### Supplied information ###
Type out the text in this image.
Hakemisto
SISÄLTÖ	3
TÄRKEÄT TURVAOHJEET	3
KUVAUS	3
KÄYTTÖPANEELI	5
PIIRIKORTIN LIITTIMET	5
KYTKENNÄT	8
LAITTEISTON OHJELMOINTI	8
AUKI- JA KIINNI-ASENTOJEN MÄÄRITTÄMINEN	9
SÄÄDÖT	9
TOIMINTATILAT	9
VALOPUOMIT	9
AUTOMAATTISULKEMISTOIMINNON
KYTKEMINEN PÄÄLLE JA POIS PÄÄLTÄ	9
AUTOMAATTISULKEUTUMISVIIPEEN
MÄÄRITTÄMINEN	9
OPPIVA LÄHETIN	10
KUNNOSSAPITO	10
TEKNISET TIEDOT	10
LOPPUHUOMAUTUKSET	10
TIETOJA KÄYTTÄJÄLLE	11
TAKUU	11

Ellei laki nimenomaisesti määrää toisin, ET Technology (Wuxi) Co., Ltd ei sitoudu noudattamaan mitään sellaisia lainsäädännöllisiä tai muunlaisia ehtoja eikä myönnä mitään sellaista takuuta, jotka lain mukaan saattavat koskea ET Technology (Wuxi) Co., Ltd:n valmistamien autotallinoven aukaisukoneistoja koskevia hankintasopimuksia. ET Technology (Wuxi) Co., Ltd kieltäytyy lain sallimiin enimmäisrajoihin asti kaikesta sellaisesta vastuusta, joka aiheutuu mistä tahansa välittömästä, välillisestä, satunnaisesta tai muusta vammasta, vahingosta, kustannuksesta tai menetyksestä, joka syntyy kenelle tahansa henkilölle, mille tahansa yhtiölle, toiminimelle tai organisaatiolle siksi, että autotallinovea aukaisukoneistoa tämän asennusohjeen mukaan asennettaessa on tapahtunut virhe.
###
__Written request__. Print out the whole listing exactly as it appears.

__Problem solution__.
Type out the text in this image.
Hakemisto
SISÄLTÖ	3
TÄRKEÄT TURVAOHJEET	3
KUVAUS	3
KÄYTTÖPANEELI	5
PIIRIKORTIN LIITTIMET	5
KYTKENNÄT	8
LAITTEISTON OHJELMOINTI	8
AUKI- JA KIINNI-ASENTOJEN MÄÄRITTÄMINEN	9
SÄÄDÖT	9
TOIMINTATILAT	9
VALOPUOMIT	9
AUTOMAATTISULKEMISTOIMINNON
KYTKEMINEN PÄÄLLE JA POIS PÄÄLTÄ	9
AUTOMAATTISULKEUTUMISVIIPEEN
MÄÄRITTÄMINEN	9
OPPIVA LÄHETIN	10
KUNNOSSAPITO	10
TEKNISET TIEDOT	10
LOPPUHUOMAUTUKSET	10
TIETOJA KÄYTTÄJÄLLE	11
TAKUU	11

Ellei laki nimenomaisesti määrää toisin, ET Technology (Wuxi) Co., Ltd ei sitoudu noudattamaan mitään sellaisia lainsäädännöllisiä tai muunlaisia ehtoja eikä myönnä mitään sellaista takuuta, jotka lain mukaan saattavat koskea ET Technology (Wuxi) Co., Ltd:n valmistamien autotallinoven aukaisukoneistoja koskevia hankintasopimuksia. ET Technology (Wuxi) Co., Ltd kieltäytyy lain sallimiin enimmäisrajoihin asti kaikesta sellaisesta vastuusta, joka aiheutuu mistä tahansa välittömästä, välillisestä, satunnaisesta tai muusta vammasta, vahingosta, kustannuksesta tai menetyksestä, joka syntyy kenelle tahansa henkilölle, mille tahansa yhtiölle, toiminimelle tai organisaatiolle siksi, että autotallinovea aukaisukoneistoa tämän asennusohjeen mukaan asennettaessa on tapahtunut virhe.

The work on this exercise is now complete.